_TASK TO CARRY OUT_.
Copy each of the lines below word for word, keeping every character as it appears.
****
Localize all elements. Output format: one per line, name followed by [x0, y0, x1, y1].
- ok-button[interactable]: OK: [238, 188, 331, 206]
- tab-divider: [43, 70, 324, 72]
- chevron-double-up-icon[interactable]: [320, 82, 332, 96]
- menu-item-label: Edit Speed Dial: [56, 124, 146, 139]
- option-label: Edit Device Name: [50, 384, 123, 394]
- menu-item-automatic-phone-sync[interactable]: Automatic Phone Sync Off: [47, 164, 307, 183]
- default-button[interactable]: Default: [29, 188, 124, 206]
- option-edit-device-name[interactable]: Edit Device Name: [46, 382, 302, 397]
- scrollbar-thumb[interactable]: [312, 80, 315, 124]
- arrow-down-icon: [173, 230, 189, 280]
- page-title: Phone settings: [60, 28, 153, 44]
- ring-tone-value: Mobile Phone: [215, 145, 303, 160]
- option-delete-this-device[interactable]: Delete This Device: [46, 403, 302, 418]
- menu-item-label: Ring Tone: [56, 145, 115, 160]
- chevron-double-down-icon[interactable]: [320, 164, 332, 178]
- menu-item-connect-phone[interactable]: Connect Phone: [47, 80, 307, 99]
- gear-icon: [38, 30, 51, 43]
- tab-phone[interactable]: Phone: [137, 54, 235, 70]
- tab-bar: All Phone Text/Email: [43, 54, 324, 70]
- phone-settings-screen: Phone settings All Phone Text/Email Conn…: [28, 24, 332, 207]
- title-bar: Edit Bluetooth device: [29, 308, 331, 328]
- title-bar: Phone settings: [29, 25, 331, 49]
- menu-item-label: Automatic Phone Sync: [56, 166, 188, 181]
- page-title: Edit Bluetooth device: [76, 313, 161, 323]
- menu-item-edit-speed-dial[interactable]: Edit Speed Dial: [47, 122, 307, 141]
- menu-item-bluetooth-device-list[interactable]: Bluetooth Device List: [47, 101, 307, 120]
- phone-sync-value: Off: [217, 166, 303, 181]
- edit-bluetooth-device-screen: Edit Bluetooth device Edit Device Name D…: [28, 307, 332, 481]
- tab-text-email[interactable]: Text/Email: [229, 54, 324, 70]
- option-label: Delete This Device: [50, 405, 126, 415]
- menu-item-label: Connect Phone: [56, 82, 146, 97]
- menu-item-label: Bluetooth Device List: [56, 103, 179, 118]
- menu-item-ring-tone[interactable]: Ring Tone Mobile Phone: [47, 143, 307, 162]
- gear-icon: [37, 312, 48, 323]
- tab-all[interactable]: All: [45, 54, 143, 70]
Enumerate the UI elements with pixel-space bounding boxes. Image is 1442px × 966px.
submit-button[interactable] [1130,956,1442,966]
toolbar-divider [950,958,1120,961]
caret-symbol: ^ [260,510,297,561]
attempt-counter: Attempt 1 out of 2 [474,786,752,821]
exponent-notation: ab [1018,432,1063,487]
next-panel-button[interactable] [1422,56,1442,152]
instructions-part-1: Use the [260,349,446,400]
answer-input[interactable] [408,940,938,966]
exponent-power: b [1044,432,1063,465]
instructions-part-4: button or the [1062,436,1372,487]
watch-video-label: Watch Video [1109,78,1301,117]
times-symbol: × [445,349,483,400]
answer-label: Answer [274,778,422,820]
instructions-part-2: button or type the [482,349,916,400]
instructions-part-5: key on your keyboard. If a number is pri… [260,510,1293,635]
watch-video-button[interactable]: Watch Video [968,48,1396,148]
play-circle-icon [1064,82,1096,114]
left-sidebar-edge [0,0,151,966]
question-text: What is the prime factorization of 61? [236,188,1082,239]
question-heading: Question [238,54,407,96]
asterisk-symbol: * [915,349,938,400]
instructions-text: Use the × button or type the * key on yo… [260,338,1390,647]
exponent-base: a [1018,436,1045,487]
****
_SOLUTION TO THIS EXERCISE_.
Localize all elements. Output format: one per line, name followed by [x0, y0, x1, y1].
- ok-button[interactable]: OK: [238, 188, 331, 206]
- tab-divider: [43, 70, 324, 72]
- chevron-double-up-icon[interactable]: [320, 82, 332, 96]
- menu-item-label: Edit Speed Dial: [56, 124, 146, 139]
- option-label: Edit Device Name: [50, 384, 123, 394]
- menu-item-automatic-phone-sync[interactable]: Automatic Phone Sync Off: [47, 164, 307, 183]
- default-button[interactable]: Default: [29, 188, 124, 206]
- option-edit-device-name[interactable]: Edit Device Name: [46, 382, 302, 397]
- scrollbar-thumb[interactable]: [312, 80, 315, 124]
- arrow-down-icon: [173, 230, 189, 280]
- page-title: Phone settings: [60, 28, 153, 44]
- ring-tone-value: Mobile Phone: [215, 145, 303, 160]
- option-delete-this-device[interactable]: Delete This Device: [46, 403, 302, 418]
- menu-item-label: Ring Tone: [56, 145, 115, 160]
- chevron-double-down-icon[interactable]: [320, 164, 332, 178]
- menu-item-connect-phone[interactable]: Connect Phone: [47, 80, 307, 99]
- gear-icon: [38, 30, 51, 43]
- tab-phone[interactable]: Phone: [137, 54, 235, 70]
- tab-bar: All Phone Text/Email: [43, 54, 324, 70]
- phone-settings-screen: Phone settings All Phone Text/Email Conn…: [28, 24, 332, 207]
- title-bar: Edit Bluetooth device: [29, 308, 331, 328]
- title-bar: Phone settings: [29, 25, 331, 49]
- menu-item-label: Automatic Phone Sync: [56, 166, 188, 181]
- page-title: Edit Bluetooth device: [76, 313, 161, 323]
- menu-item-edit-speed-dial[interactable]: Edit Speed Dial: [47, 122, 307, 141]
- menu-item-bluetooth-device-list[interactable]: Bluetooth Device List: [47, 101, 307, 120]
- phone-sync-value: Off: [217, 166, 303, 181]
- edit-bluetooth-device-screen: Edit Bluetooth device Edit Device Name D…: [28, 307, 332, 481]
- tab-text-email[interactable]: Text/Email: [229, 54, 324, 70]
- option-label: Delete This Device: [50, 405, 126, 415]
- menu-item-label: Connect Phone: [56, 82, 146, 97]
- menu-item-label: Bluetooth Device List: [56, 103, 179, 118]
- menu-item-ring-tone[interactable]: Ring Tone Mobile Phone: [47, 143, 307, 162]
- gear-icon: [37, 312, 48, 323]
- tab-all[interactable]: All: [45, 54, 143, 70]
Enumerate the UI elements with pixel-space bounding boxes. Image is 1442px × 966px.
submit-button[interactable] [1130,956,1442,966]
toolbar-divider [950,958,1120,961]
caret-symbol: ^ [260,510,297,561]
attempt-counter: Attempt 1 out of 2 [474,786,752,821]
exponent-notation: ab [1018,432,1063,487]
next-panel-button[interactable] [1422,56,1442,152]
instructions-part-1: Use the [260,349,446,400]
answer-input[interactable] [408,940,938,966]
exponent-power: b [1044,432,1063,465]
instructions-part-4: button or the [1062,436,1372,487]
watch-video-label: Watch Video [1109,78,1301,117]
times-symbol: × [445,349,483,400]
answer-label: Answer [274,778,422,820]
instructions-part-2: button or type the [482,349,916,400]
instructions-part-5: key on your keyboard. If a number is pri… [260,510,1293,635]
watch-video-button[interactable]: Watch Video [968,48,1396,148]
play-circle-icon [1064,82,1096,114]
left-sidebar-edge [0,0,151,966]
question-text: What is the prime factorization of 61? [236,188,1082,239]
question-heading: Question [238,54,407,96]
asterisk-symbol: * [915,349,938,400]
instructions-text: Use the × button or type the * key on yo… [260,338,1390,647]
exponent-base: a [1018,436,1045,487]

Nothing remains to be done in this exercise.